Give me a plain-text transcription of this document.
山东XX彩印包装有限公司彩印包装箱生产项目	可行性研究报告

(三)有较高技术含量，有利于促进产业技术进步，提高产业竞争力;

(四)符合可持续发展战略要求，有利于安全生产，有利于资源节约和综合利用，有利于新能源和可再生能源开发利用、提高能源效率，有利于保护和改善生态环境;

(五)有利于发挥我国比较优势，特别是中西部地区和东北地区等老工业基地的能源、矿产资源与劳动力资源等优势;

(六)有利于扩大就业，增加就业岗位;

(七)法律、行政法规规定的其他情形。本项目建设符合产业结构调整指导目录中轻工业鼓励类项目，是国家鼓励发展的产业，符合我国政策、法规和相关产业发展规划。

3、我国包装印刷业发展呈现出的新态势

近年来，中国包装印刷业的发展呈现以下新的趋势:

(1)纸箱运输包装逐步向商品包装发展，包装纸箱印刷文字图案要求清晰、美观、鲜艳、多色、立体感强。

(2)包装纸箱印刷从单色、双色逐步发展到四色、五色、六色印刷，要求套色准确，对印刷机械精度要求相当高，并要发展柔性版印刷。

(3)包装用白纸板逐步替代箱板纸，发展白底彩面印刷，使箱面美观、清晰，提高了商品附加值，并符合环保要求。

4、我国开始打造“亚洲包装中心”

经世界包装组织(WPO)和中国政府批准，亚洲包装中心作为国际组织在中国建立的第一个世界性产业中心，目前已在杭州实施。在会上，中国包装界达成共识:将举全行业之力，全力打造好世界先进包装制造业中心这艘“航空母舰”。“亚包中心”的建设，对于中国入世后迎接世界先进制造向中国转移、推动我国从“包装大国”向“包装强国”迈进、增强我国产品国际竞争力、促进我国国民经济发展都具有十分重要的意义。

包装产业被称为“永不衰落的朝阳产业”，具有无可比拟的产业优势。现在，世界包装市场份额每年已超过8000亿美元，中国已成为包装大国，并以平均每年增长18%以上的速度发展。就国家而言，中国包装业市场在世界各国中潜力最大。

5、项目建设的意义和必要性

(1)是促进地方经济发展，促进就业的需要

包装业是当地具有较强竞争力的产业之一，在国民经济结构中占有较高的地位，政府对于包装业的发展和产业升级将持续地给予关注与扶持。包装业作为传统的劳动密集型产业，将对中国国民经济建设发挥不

----------

WHAT IS EXPECTED
Extract all of the data above and output it character for character.

FULL RESPONSE
Give me a plain-text transcription of this document.
山东XX彩印包装有限公司彩印包装箱生产项目	可行性研究报告

(三)有较高技术含量，有利于促进产业技术进步，提高产业竞争力;

(四)符合可持续发展战略要求，有利于安全生产，有利于资源节约和综合利用，有利于新能源和可再生能源开发利用、提高能源效率，有利于保护和改善生态环境;

(五)有利于发挥我国比较优势，特别是中西部地区和东北地区等老工业基地的能源、矿产资源与劳动力资源等优势;

(六)有利于扩大就业，增加就业岗位;

(七)法律、行政法规规定的其他情形。本项目建设符合产业结构调整指导目录中轻工业鼓励类项目，是国家鼓励发展的产业，符合我国政策、法规和相关产业发展规划。

3、我国包装印刷业发展呈现出的新态势

近年来，中国包装印刷业的发展呈现以下新的趋势:

(1)纸箱运输包装逐步向商品包装发展，包装纸箱印刷文字图案要求清晰、美观、鲜艳、多色、立体感强。

(2)包装纸箱印刷从单色、双色逐步发展到四色、五色、六色印刷，要求套色准确，对印刷机械精度要求相当高，并要发展柔性版印刷。

(3)包装用白纸板逐步替代箱板纸，发展白底彩面印刷，使箱面美观、清晰，提高了商品附加值，并符合环保要求。

4、我国开始打造“亚洲包装中心”

经世界包装组织(WPO)和中国政府批准，亚洲包装中心作为国际组织在中国建立的第一个世界性产业中心，目前已在杭州实施。在会上，中国包装界达成共识:将举全行业之力，全力打造好世界先进包装制造业中心这艘“航空母舰”。“亚包中心”的建设，对于中国入世后迎接世界先进制造向中国转移、推动我国从“包装大国”向“包装强国”迈进、增强我国产品国际竞争力、促进我国国民经济发展都具有十分重要的意义。

包装产业被称为“永不衰落的朝阳产业”，具有无可比拟的产业优势。现在，世界包装市场份额每年已超过8000亿美元，中国已成为包装大国，并以平均每年增长18%以上的速度发展。就国家而言，中国包装业市场在世界各国中潜力最大。

5、项目建设的意义和必要性

(1)是促进地方经济发展，促进就业的需要

包装业是当地具有较强竞争力的产业之一，在国民经济结构中占有较高的地位，政府对于包装业的发展和产业升级将持续地给予关注与扶持。包装业作为传统的劳动密集型产业，将对中国国民经济建设发挥不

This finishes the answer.